### Written instruction
Transcribe all of the records precisely as they are presented.

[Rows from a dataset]
──────────────────────────────
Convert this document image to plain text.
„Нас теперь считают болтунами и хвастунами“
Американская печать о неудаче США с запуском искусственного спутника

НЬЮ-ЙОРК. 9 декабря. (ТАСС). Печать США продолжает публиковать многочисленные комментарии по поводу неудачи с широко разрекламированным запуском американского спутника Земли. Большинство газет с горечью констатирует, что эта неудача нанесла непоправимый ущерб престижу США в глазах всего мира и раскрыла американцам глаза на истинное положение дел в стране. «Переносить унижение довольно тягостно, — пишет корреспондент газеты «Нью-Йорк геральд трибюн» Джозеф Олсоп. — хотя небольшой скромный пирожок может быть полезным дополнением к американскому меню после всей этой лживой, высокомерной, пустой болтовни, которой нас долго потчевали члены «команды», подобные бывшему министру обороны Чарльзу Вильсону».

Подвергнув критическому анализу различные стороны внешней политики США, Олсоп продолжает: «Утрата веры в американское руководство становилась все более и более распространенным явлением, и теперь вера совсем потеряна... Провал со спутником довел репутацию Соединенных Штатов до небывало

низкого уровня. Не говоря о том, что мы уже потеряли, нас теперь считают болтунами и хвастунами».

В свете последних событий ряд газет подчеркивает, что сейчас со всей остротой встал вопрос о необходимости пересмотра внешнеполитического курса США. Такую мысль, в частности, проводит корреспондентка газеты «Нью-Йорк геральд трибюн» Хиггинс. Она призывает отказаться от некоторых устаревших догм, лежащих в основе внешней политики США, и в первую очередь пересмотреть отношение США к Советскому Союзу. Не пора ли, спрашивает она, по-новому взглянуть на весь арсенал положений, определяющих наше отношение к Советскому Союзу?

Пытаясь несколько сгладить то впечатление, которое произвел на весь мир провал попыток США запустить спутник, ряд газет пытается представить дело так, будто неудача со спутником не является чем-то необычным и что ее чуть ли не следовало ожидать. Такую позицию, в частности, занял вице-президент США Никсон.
──────────────────────────────
### Exercise solution
Convert this document image to plain text.
„Нас теперь считают болтунами и хвастунами“
Американская печать о неудаче США с запуском искусственного спутника

НЬЮ-ЙОРК. 9 декабря. (ТАСС). Печать США продолжает публиковать многочисленные комментарии по поводу неудачи с широко разрекламированным запуском американского спутника Земли. Большинство газет с горечью констатирует, что эта неудача нанесла непоправимый ущерб престижу США в глазах всего мира и раскрыла американцам глаза на истинное положение дел в стране. «Переносить унижение довольно тягостно, — пишет корреспондент газеты «Нью-Йорк геральд трибюн» Джозеф Олсоп. — хотя небольшой скромный пирожок может быть полезным дополнением к американскому меню после всей этой лживой, высокомерной, пустой болтовни, которой нас долго потчевали члены «команды», подобные бывшему министру обороны Чарльзу Вильсону».

Подвергнув критическому анализу различные стороны внешней политики США, Олсоп продолжает: «Утрата веры в американское руководство становилась все более и более распространенным явлением, и теперь вера совсем потеряна... Провал со спутником довел репутацию Соединенных Штатов до небывало

низкого уровня. Не говоря о том, что мы уже потеряли, нас теперь считают болтунами и хвастунами».

В свете последних событий ряд газет подчеркивает, что сейчас со всей остротой встал вопрос о необходимости пересмотра внешнеполитического курса США. Такую мысль, в частности, проводит корреспондентка газеты «Нью-Йорк геральд трибюн» Хиггинс. Она призывает отказаться от некоторых устаревших догм, лежащих в основе внешней политики США, и в первую очередь пересмотреть отношение США к Советскому Союзу. Не пора ли, спрашивает она, по-новому взглянуть на весь арсенал положений, определяющих наше отношение к Советскому Союзу?

Пытаясь несколько сгладить то впечатление, которое произвел на весь мир провал попыток США запустить спутник, ряд газет пытается представить дело так, будто неудача со спутником не является чем-то необычным и что ее чуть ли не следовало ожидать. Такую позицию, в частности, занял вице-президент США Никсон.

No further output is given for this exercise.